(Lines of data)
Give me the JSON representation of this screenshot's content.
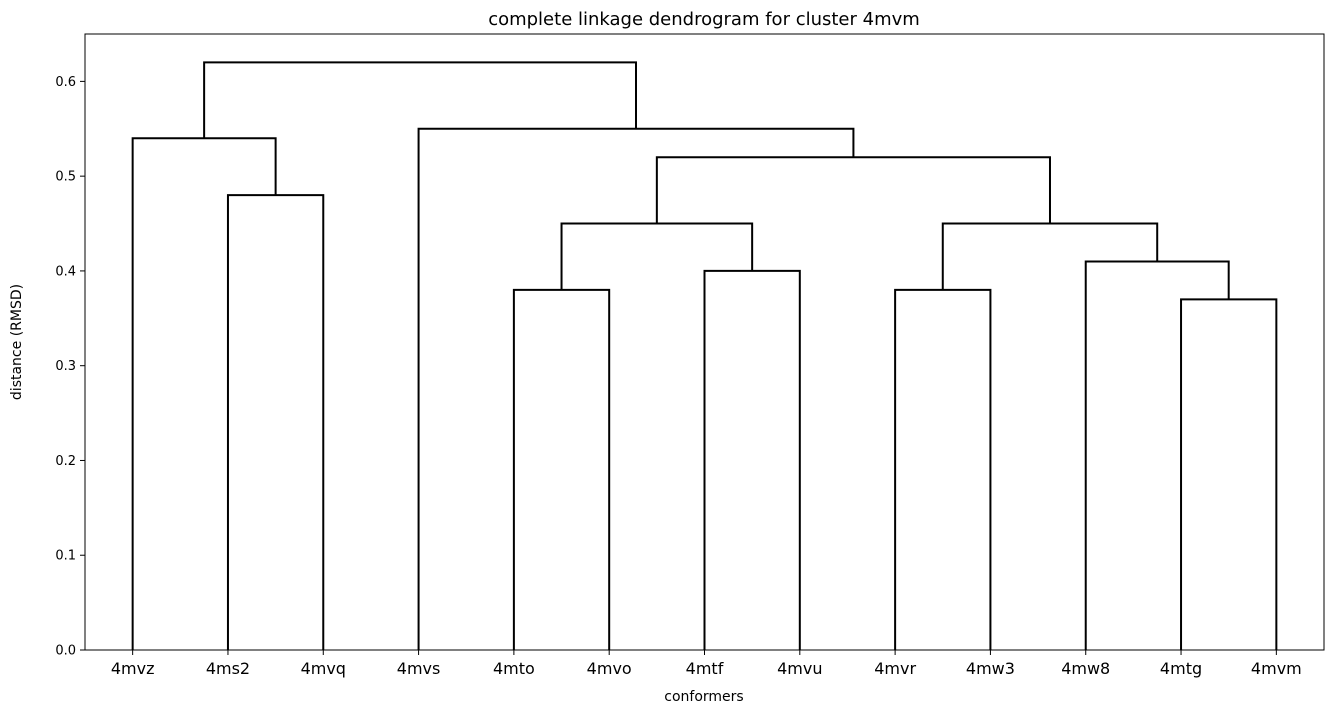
{
  "chart_data": {
    "type": "dendrogram",
    "title": "complete linkage dendrogram for cluster 4mvm",
    "xlabel": "conformers",
    "ylabel": "distance (RMSD)",
    "ylim": [
      0,
      0.65
    ],
    "yticks": [
      "0.0",
      "0.1",
      "0.2",
      "0.3",
      "0.4",
      "0.5",
      "0.6"
    ],
    "leaves": [
      "4mvz",
      "4ms2",
      "4mvq",
      "4mvs",
      "4mto",
      "4mvo",
      "4mtf",
      "4mvu",
      "4mvr",
      "4mw3",
      "4mw8",
      "4mtg",
      "4mvm"
    ],
    "merges": [
      {
        "a": "4mtg",
        "b": "4mvm",
        "distance": 0.37
      },
      {
        "a": "4mto",
        "b": "4mvo",
        "distance": 0.38
      },
      {
        "a": "4mvr",
        "b": "4mw3",
        "distance": 0.38
      },
      {
        "a": "4mtf",
        "b": "4mvu",
        "distance": 0.4
      },
      {
        "a": "4mw8",
        "b": "4mtg+4mvm",
        "distance": 0.41
      },
      {
        "a": "4mto+4mvo",
        "b": "4mtf+4mvu",
        "distance": 0.45
      },
      {
        "a": "4mvr+4mw3",
        "b": "4mw8+4mtg+4mvm",
        "distance": 0.45
      },
      {
        "a": "4ms2",
        "b": "4mvq",
        "distance": 0.48
      },
      {
        "a": "4mto..4mvu",
        "b": "4mvr..4mvm",
        "distance": 0.52
      },
      {
        "a": "4mvz",
        "b": "4ms2+4mvq",
        "distance": 0.54
      },
      {
        "a": "4mvs",
        "b": "4mto..4mvm",
        "distance": 0.55
      },
      {
        "a": "4mvz+4ms2+4mvq",
        "b": "4mvs..4mvm",
        "distance": 0.62
      }
    ],
    "grid": false,
    "line_color": "#000000"
  }
}
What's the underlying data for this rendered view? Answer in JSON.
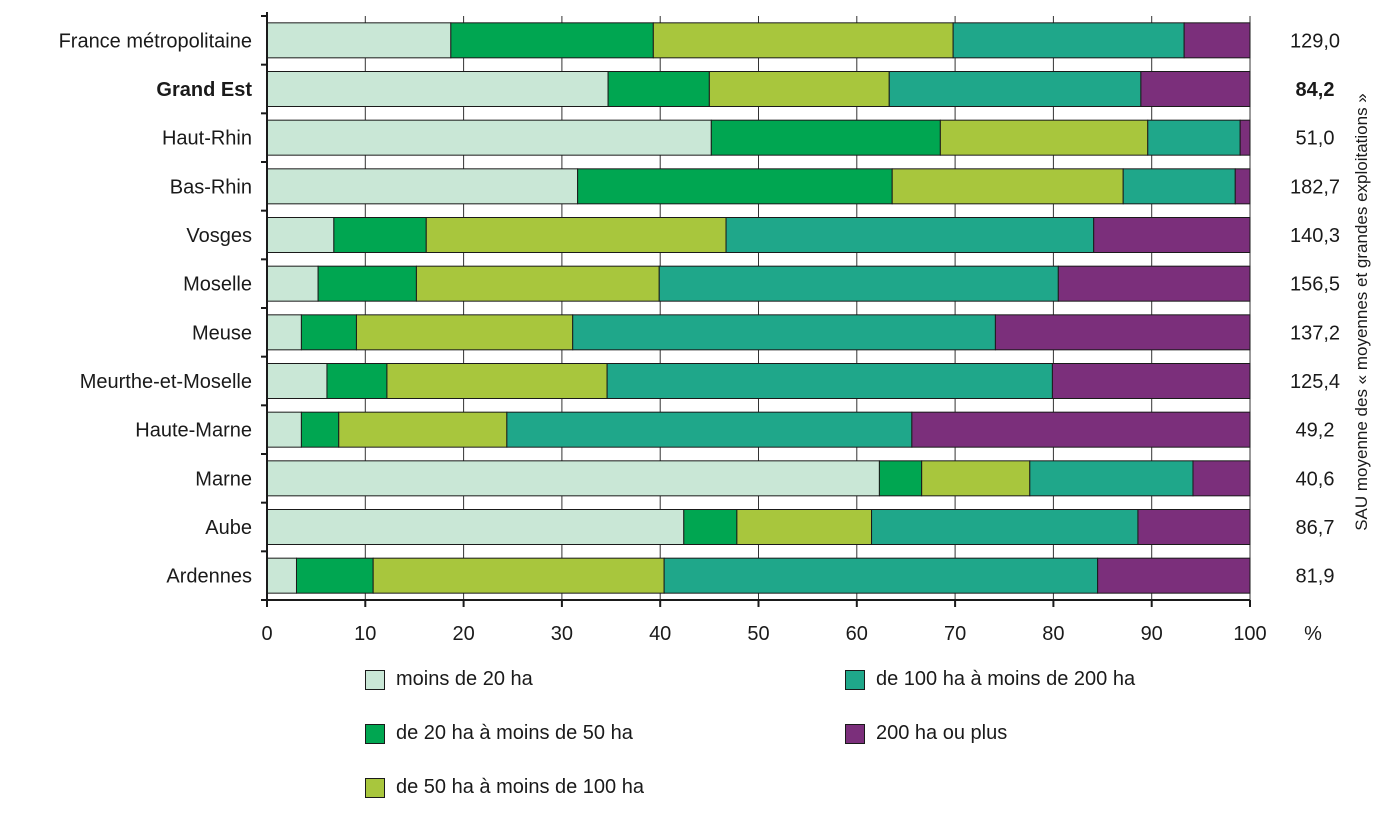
{
  "chart_data": {
    "type": "bar",
    "orientation": "horizontal",
    "stacked": true,
    "categories": [
      "France métropolitaine",
      "Grand Est",
      "Haut-Rhin",
      "Bas-Rhin",
      "Vosges",
      "Moselle",
      "Meuse",
      "Meurthe-et-Moselle",
      "Haute-Marne",
      "Marne",
      "Aube",
      "Ardennes"
    ],
    "bold_categories": [
      "Grand Est"
    ],
    "series": [
      {
        "name": "moins de 20 ha",
        "color": "#c9e7d6",
        "values": [
          18.7,
          34.7,
          45.2,
          31.6,
          6.8,
          5.2,
          3.5,
          6.1,
          3.5,
          62.3,
          42.4,
          3.0
        ]
      },
      {
        "name": "de 20 ha à moins de 50 ha",
        "color": "#00a651",
        "values": [
          20.6,
          10.3,
          23.3,
          32.0,
          9.4,
          10.0,
          5.6,
          6.1,
          3.8,
          4.3,
          5.4,
          7.8
        ]
      },
      {
        "name": "de 50 ha à moins de 100 ha",
        "color": "#a8c63d",
        "values": [
          30.5,
          18.3,
          21.1,
          23.5,
          30.5,
          24.7,
          22.0,
          22.4,
          17.1,
          11.0,
          13.7,
          29.6
        ]
      },
      {
        "name": "de 100 ha à moins de 200 ha",
        "color": "#1fa78a",
        "values": [
          23.5,
          25.6,
          9.4,
          11.4,
          37.4,
          40.6,
          43.0,
          45.3,
          41.2,
          16.6,
          27.1,
          44.1
        ]
      },
      {
        "name": "200 ha ou plus",
        "color": "#7b2f7b",
        "values": [
          6.7,
          11.1,
          1.0,
          1.5,
          15.9,
          19.5,
          25.9,
          20.1,
          34.4,
          5.8,
          11.4,
          15.5
        ]
      }
    ],
    "right_values": [
      "129,0",
      "84,2",
      "51,0",
      "182,7",
      "140,3",
      "156,5",
      "137,2",
      "125,4",
      "49,2",
      "40,6",
      "86,7",
      "81,9"
    ],
    "right_axis_label": "SAU moyenne des « moyennes et grandes exploitations »",
    "xlim": [
      0,
      100
    ],
    "xticks": [
      0,
      10,
      20,
      30,
      40,
      50,
      60,
      70,
      80,
      90,
      100
    ],
    "xtick_labels": [
      "0",
      "10",
      "20",
      "30",
      "40",
      "50",
      "60",
      "70",
      "80",
      "90",
      "100"
    ],
    "xunit": "%",
    "grid": true,
    "legend_position": "bottom"
  }
}
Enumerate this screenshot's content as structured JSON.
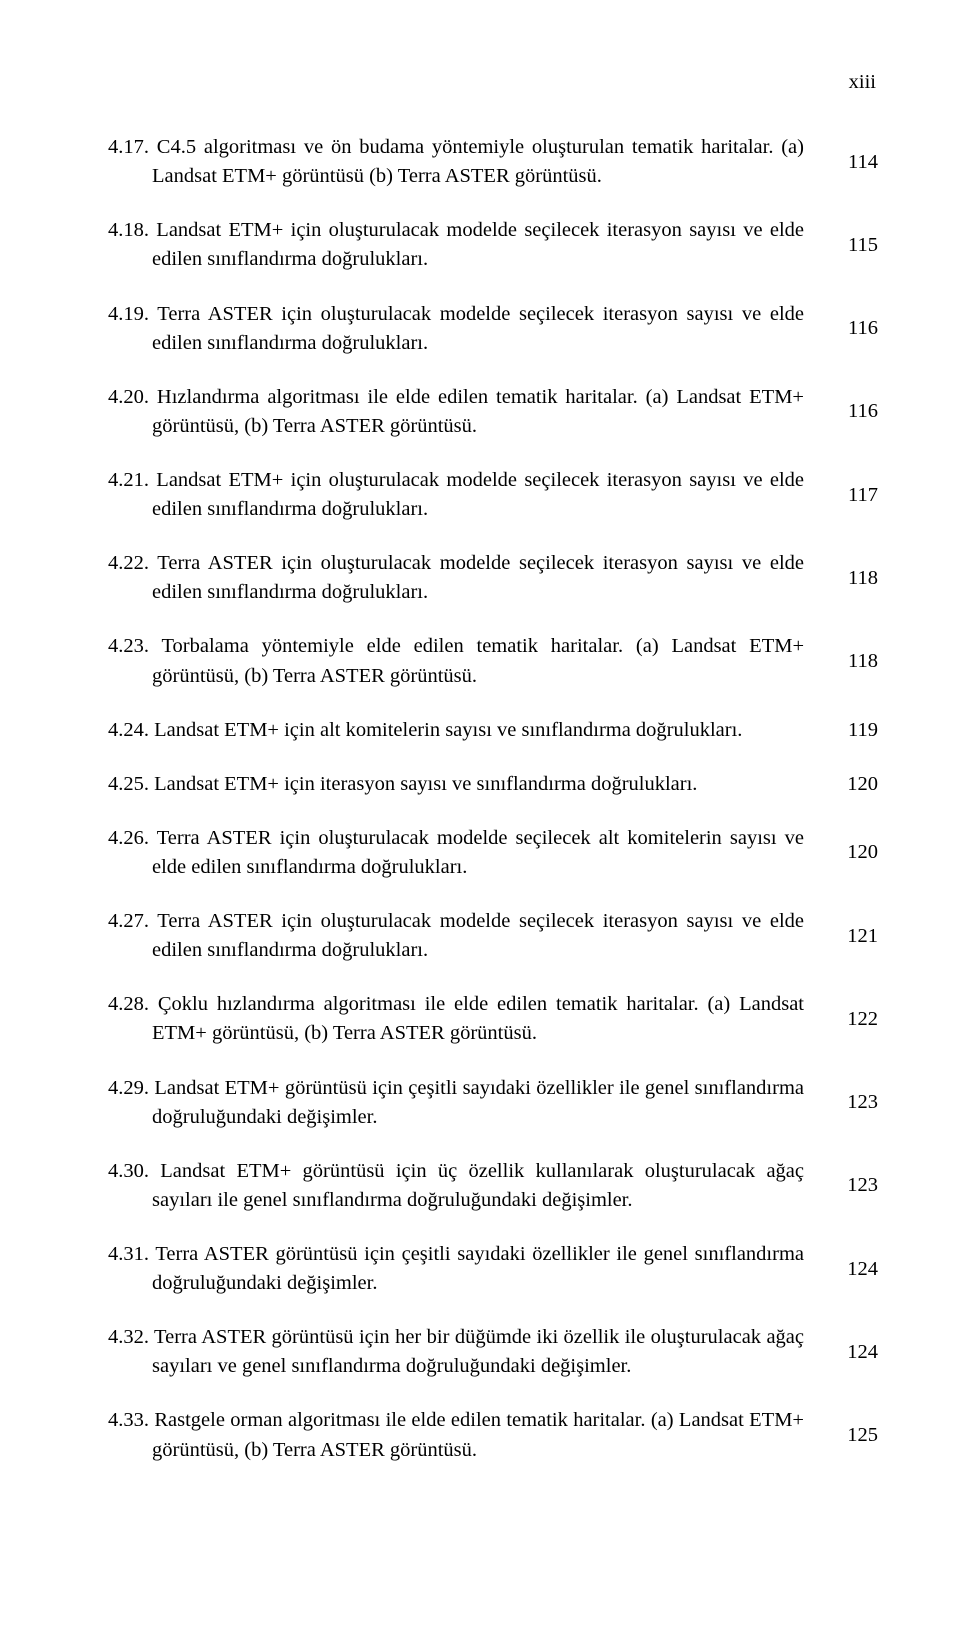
{
  "page_label": "xiii",
  "entries": [
    {
      "text": "4.17. C4.5 algoritması ve ön budama yöntemiyle oluşturulan tematik haritalar. (a) Landsat ETM+ görüntüsü (b) Terra ASTER görüntüsü.",
      "page": "114"
    },
    {
      "text": "4.18. Landsat ETM+ için oluşturulacak modelde seçilecek iterasyon sayısı ve elde edilen sınıflandırma doğrulukları.",
      "page": "115"
    },
    {
      "text": "4.19. Terra ASTER için oluşturulacak modelde seçilecek iterasyon sayısı ve elde edilen sınıflandırma doğrulukları.",
      "page": "116"
    },
    {
      "text": "4.20. Hızlandırma algoritması ile elde edilen tematik haritalar. (a) Landsat ETM+ görüntüsü, (b) Terra ASTER görüntüsü.",
      "page": "116"
    },
    {
      "text": "4.21. Landsat ETM+ için oluşturulacak modelde seçilecek iterasyon sayısı ve elde edilen sınıflandırma doğrulukları.",
      "page": "117"
    },
    {
      "text": "4.22. Terra ASTER için oluşturulacak modelde seçilecek iterasyon sayısı ve elde edilen sınıflandırma doğrulukları.",
      "page": "118"
    },
    {
      "text": "4.23. Torbalama yöntemiyle elde edilen tematik haritalar. (a) Landsat ETM+ görüntüsü, (b) Terra ASTER görüntüsü.",
      "page": "118"
    },
    {
      "text": "4.24. Landsat ETM+ için alt komitelerin sayısı ve sınıflandırma doğrulukları.",
      "page": "119"
    },
    {
      "text": "4.25. Landsat ETM+ için iterasyon sayısı ve sınıflandırma doğrulukları.",
      "page": "120"
    },
    {
      "text": "4.26. Terra ASTER için oluşturulacak modelde seçilecek alt komitelerin sayısı ve elde edilen sınıflandırma doğrulukları.",
      "page": "120"
    },
    {
      "text": "4.27. Terra ASTER için oluşturulacak modelde seçilecek iterasyon sayısı ve elde edilen sınıflandırma doğrulukları.",
      "page": "121"
    },
    {
      "text": "4.28. Çoklu hızlandırma algoritması ile elde edilen tematik haritalar. (a) Landsat ETM+ görüntüsü, (b) Terra ASTER görüntüsü.",
      "page": "122"
    },
    {
      "text": "4.29. Landsat ETM+ görüntüsü için çeşitli sayıdaki özellikler ile genel sınıflandırma doğruluğundaki değişimler.",
      "page": "123"
    },
    {
      "text": "4.30. Landsat ETM+ görüntüsü için üç özellik kullanılarak oluşturulacak ağaç sayıları ile genel sınıflandırma doğruluğundaki değişimler.",
      "page": "123"
    },
    {
      "text": "4.31. Terra ASTER görüntüsü için çeşitli sayıdaki özellikler ile genel sınıflandırma doğruluğundaki değişimler.",
      "page": "124"
    },
    {
      "text": "4.32. Terra ASTER görüntüsü için her bir düğümde iki özellik ile oluşturulacak ağaç sayıları ve genel sınıflandırma doğruluğundaki değişimler.",
      "page": "124"
    },
    {
      "text": "4.33. Rastgele orman algoritması ile elde edilen tematik haritalar. (a) Landsat ETM+ görüntüsü, (b) Terra ASTER görüntüsü.",
      "page": "125"
    }
  ]
}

## [What this task involves]
Show the lines of the data that hold the word "sayıdaki".

## [Full answer]
      "text": "4.29. Landsat ETM+ görüntüsü için çeşitli sayıdaki özellikler ile genel sınıflandırma doğruluğundaki değişimler.",
      "text": "4.31. Terra ASTER görüntüsü için çeşitli sayıdaki özellikler ile genel sınıflandırma doğruluğundaki değişimler.",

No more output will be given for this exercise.